● **Stated goal**: Reproduce all of the data that follows, character for character.

Stored data
## start

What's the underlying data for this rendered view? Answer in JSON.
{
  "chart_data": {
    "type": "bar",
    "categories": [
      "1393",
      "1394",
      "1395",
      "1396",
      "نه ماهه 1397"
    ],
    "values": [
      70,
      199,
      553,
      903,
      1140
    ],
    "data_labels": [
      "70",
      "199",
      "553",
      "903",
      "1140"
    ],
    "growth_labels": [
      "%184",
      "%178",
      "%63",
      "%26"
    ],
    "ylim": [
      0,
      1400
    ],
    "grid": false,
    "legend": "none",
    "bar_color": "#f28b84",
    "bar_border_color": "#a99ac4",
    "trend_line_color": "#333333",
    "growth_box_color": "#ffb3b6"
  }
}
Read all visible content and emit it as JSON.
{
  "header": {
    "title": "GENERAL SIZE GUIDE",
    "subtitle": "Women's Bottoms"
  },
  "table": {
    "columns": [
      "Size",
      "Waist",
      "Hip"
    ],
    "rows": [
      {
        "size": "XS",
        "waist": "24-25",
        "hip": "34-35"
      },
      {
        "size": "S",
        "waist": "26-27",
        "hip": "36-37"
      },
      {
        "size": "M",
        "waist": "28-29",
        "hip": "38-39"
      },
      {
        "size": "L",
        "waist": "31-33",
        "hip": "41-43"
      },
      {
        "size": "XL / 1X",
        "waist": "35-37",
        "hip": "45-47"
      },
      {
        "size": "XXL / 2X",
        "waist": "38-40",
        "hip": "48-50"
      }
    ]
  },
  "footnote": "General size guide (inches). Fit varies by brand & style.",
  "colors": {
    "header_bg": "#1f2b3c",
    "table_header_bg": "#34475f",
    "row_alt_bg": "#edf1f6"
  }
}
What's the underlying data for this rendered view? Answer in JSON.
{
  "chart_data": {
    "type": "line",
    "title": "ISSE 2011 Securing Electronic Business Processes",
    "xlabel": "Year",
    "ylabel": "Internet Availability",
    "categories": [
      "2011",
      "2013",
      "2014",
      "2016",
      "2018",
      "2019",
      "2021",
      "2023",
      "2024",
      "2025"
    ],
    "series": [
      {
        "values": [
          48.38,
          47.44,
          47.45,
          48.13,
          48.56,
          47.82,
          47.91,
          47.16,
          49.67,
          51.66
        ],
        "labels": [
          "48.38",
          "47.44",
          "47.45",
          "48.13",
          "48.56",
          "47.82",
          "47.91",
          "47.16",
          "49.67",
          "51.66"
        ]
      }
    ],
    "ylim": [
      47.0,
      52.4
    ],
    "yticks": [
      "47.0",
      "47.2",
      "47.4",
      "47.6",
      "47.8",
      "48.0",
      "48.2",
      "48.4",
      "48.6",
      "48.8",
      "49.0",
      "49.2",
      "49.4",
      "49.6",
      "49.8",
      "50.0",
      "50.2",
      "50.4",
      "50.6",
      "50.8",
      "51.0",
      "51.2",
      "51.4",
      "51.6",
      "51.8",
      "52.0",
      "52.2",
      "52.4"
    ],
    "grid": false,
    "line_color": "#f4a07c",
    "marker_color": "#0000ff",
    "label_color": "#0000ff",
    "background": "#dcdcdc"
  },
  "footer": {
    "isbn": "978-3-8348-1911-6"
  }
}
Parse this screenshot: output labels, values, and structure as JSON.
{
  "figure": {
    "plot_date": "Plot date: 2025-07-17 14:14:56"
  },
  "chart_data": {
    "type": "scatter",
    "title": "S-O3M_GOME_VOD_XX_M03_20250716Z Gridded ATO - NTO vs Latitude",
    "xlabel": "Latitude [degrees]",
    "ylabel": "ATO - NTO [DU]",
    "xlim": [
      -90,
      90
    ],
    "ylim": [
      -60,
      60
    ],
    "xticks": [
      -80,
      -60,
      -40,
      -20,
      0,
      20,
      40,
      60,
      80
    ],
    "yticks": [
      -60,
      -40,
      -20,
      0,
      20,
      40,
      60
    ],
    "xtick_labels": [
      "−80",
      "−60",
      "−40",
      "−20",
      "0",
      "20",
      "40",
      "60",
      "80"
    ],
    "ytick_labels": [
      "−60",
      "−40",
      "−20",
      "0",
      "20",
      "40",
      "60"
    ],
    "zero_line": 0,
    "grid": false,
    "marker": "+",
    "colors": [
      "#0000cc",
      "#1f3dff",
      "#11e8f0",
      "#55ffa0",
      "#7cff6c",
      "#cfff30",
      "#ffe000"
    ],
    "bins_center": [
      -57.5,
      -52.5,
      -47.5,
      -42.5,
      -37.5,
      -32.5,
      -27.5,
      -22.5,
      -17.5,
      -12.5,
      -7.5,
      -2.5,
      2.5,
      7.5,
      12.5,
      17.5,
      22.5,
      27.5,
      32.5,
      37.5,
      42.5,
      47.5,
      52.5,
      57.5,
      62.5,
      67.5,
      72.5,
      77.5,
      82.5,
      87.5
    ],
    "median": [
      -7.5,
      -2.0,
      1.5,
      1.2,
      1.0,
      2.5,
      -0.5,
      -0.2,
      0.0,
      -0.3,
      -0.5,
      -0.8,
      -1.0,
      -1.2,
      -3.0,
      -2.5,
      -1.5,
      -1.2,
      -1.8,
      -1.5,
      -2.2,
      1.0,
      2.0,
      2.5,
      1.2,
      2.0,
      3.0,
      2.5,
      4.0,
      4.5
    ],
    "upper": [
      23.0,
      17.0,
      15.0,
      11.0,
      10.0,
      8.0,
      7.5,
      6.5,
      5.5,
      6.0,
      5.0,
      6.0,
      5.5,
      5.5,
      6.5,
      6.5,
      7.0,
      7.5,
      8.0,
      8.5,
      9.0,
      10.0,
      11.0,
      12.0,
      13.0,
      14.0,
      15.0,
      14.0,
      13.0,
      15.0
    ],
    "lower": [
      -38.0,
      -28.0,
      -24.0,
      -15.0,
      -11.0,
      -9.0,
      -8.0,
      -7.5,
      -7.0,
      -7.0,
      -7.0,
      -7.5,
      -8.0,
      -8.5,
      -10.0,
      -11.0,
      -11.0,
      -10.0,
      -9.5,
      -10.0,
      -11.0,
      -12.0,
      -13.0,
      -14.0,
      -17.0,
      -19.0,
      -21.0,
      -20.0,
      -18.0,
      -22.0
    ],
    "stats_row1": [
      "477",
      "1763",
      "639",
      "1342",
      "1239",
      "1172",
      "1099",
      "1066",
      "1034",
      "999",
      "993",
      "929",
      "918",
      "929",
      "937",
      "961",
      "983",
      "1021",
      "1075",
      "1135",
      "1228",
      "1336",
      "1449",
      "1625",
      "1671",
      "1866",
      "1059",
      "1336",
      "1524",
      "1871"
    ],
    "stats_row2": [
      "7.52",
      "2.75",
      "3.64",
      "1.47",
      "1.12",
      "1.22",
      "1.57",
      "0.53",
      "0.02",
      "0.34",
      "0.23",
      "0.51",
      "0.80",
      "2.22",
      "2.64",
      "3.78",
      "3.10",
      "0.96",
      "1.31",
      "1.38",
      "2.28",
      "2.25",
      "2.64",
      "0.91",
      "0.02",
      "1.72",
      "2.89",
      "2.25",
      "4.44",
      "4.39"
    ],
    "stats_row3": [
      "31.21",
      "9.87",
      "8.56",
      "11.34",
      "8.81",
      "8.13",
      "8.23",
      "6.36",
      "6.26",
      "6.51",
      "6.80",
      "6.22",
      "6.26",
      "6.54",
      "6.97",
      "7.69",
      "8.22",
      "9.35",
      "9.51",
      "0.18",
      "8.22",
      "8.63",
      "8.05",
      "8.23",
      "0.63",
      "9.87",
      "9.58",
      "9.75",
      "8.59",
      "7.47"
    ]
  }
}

## end

● **Complete response**:
What's the underlying data for this rendered view? Answer in JSON.
{
  "chart_data": {
    "type": "bar",
    "categories": [
      "1393",
      "1394",
      "1395",
      "1396",
      "نه ماهه 1397"
    ],
    "values": [
      70,
      199,
      553,
      903,
      1140
    ],
    "data_labels": [
      "70",
      "199",
      "553",
      "903",
      "1140"
    ],
    "growth_labels": [
      "%184",
      "%178",
      "%63",
      "%26"
    ],
    "ylim": [
      0,
      1400
    ],
    "grid": false,
    "legend": "none",
    "bar_color": "#f28b84",
    "bar_border_color": "#a99ac4",
    "trend_line_color": "#333333",
    "growth_box_color": "#ffb3b6"
  }
}
Read all visible content and emit it as JSON.
{
  "header": {
    "title": "GENERAL SIZE GUIDE",
    "subtitle": "Women's Bottoms"
  },
  "table": {
    "columns": [
      "Size",
      "Waist",
      "Hip"
    ],
    "rows": [
      {
        "size": "XS",
        "waist": "24-25",
        "hip": "34-35"
      },
      {
        "size": "S",
        "waist": "26-27",
        "hip": "36-37"
      },
      {
        "size": "M",
        "waist": "28-29",
        "hip": "38-39"
      },
      {
        "size": "L",
        "waist": "31-33",
        "hip": "41-43"
      },
      {
        "size": "XL / 1X",
        "waist": "35-37",
        "hip": "45-47"
      },
      {
        "size": "XXL / 2X",
        "waist": "38-40",
        "hip": "48-50"
      }
    ]
  },
  "footnote": "General size guide (inches). Fit varies by brand & style.",
  "colors": {
    "header_bg": "#1f2b3c",
    "table_header_bg": "#34475f",
    "row_alt_bg": "#edf1f6"
  }
}
What's the underlying data for this rendered view? Answer in JSON.
{
  "chart_data": {
    "type": "line",
    "title": "ISSE 2011 Securing Electronic Business Processes",
    "xlabel": "Year",
    "ylabel": "Internet Availability",
    "categories": [
      "2011",
      "2013",
      "2014",
      "2016",
      "2018",
      "2019",
      "2021",
      "2023",
      "2024",
      "2025"
    ],
    "series": [
      {
        "values": [
          48.38,
          47.44,
          47.45,
          48.13,
          48.56,
          47.82,
          47.91,
          47.16,
          49.67,
          51.66
        ],
        "labels": [
          "48.38",
          "47.44",
          "47.45",
          "48.13",
          "48.56",
          "47.82",
          "47.91",
          "47.16",
          "49.67",
          "51.66"
        ]
      }
    ],
    "ylim": [
      47.0,
      52.4
    ],
    "yticks": [
      "47.0",
      "47.2",
      "47.4",
      "47.6",
      "47.8",
      "48.0",
      "48.2",
      "48.4",
      "48.6",
      "48.8",
      "49.0",
      "49.2",
      "49.4",
      "49.6",
      "49.8",
      "50.0",
      "50.2",
      "50.4",
      "50.6",
      "50.8",
      "51.0",
      "51.2",
      "51.4",
      "51.6",
      "51.8",
      "52.0",
      "52.2",
      "52.4"
    ],
    "grid": false,
    "line_color": "#f4a07c",
    "marker_color": "#0000ff",
    "label_color": "#0000ff",
    "background": "#dcdcdc"
  },
  "footer": {
    "isbn": "978-3-8348-1911-6"
  }
}
Parse this screenshot: output labels, values, and structure as JSON.
{
  "figure": {
    "plot_date": "Plot date: 2025-07-17 14:14:56"
  },
  "chart_data": {
    "type": "scatter",
    "title": "S-O3M_GOME_VOD_XX_M03_20250716Z Gridded ATO - NTO vs Latitude",
    "xlabel": "Latitude [degrees]",
    "ylabel": "ATO - NTO [DU]",
    "xlim": [
      -90,
      90
    ],
    "ylim": [
      -60,
      60
    ],
    "xticks": [
      -80,
      -60,
      -40,
      -20,
      0,
      20,
      40,
      60,
      80
    ],
    "yticks": [
      -60,
      -40,
      -20,
      0,
      20,
      40,
      60
    ],
    "xtick_labels": [
      "−80",
      "−60",
      "−40",
      "−20",
      "0",
      "20",
      "40",
      "60",
      "80"
    ],
    "ytick_labels": [
      "−60",
      "−40",
      "−20",
      "0",
      "20",
      "40",
      "60"
    ],
    "zero_line": 0,
    "grid": false,
    "marker": "+",
    "colors": [
      "#0000cc",
      "#1f3dff",
      "#11e8f0",
      "#55ffa0",
      "#7cff6c",
      "#cfff30",
      "#ffe000"
    ],
    "bins_center": [
      -57.5,
      -52.5,
      -47.5,
      -42.5,
      -37.5,
      -32.5,
      -27.5,
      -22.5,
      -17.5,
      -12.5,
      -7.5,
      -2.5,
      2.5,
      7.5,
      12.5,
      17.5,
      22.5,
      27.5,
      32.5,
      37.5,
      42.5,
      47.5,
      52.5,
      57.5,
      62.5,
      67.5,
      72.5,
      77.5,
      82.5,
      87.5
    ],
    "median": [
      -7.5,
      -2.0,
      1.5,
      1.2,
      1.0,
      2.5,
      -0.5,
      -0.2,
      0.0,
      -0.3,
      -0.5,
      -0.8,
      -1.0,
      -1.2,
      -3.0,
      -2.5,
      -1.5,
      -1.2,
      -1.8,
      -1.5,
      -2.2,
      1.0,
      2.0,
      2.5,
      1.2,
      2.0,
      3.0,
      2.5,
      4.0,
      4.5
    ],
    "upper": [
      23.0,
      17.0,
      15.0,
      11.0,
      10.0,
      8.0,
      7.5,
      6.5,
      5.5,
      6.0,
      5.0,
      6.0,
      5.5,
      5.5,
      6.5,
      6.5,
      7.0,
      7.5,
      8.0,
      8.5,
      9.0,
      10.0,
      11.0,
      12.0,
      13.0,
      14.0,
      15.0,
      14.0,
      13.0,
      15.0
    ],
    "lower": [
      -38.0,
      -28.0,
      -24.0,
      -15.0,
      -11.0,
      -9.0,
      -8.0,
      -7.5,
      -7.0,
      -7.0,
      -7.0,
      -7.5,
      -8.0,
      -8.5,
      -10.0,
      -11.0,
      -11.0,
      -10.0,
      -9.5,
      -10.0,
      -11.0,
      -12.0,
      -13.0,
      -14.0,
      -17.0,
      -19.0,
      -21.0,
      -20.0,
      -18.0,
      -22.0
    ],
    "stats_row1": [
      "477",
      "1763",
      "639",
      "1342",
      "1239",
      "1172",
      "1099",
      "1066",
      "1034",
      "999",
      "993",
      "929",
      "918",
      "929",
      "937",
      "961",
      "983",
      "1021",
      "1075",
      "1135",
      "1228",
      "1336",
      "1449",
      "1625",
      "1671",
      "1866",
      "1059",
      "1336",
      "1524",
      "1871"
    ],
    "stats_row2": [
      "7.52",
      "2.75",
      "3.64",
      "1.47",
      "1.12",
      "1.22",
      "1.57",
      "0.53",
      "0.02",
      "0.34",
      "0.23",
      "0.51",
      "0.80",
      "2.22",
      "2.64",
      "3.78",
      "3.10",
      "0.96",
      "1.31",
      "1.38",
      "2.28",
      "2.25",
      "2.64",
      "0.91",
      "0.02",
      "1.72",
      "2.89",
      "2.25",
      "4.44",
      "4.39"
    ],
    "stats_row3": [
      "31.21",
      "9.87",
      "8.56",
      "11.34",
      "8.81",
      "8.13",
      "8.23",
      "6.36",
      "6.26",
      "6.51",
      "6.80",
      "6.22",
      "6.26",
      "6.54",
      "6.97",
      "7.69",
      "8.22",
      "9.35",
      "9.51",
      "0.18",
      "8.22",
      "8.63",
      "8.05",
      "8.23",
      "0.63",
      "9.87",
      "9.58",
      "9.75",
      "8.59",
      "7.47"
    ]
  }
}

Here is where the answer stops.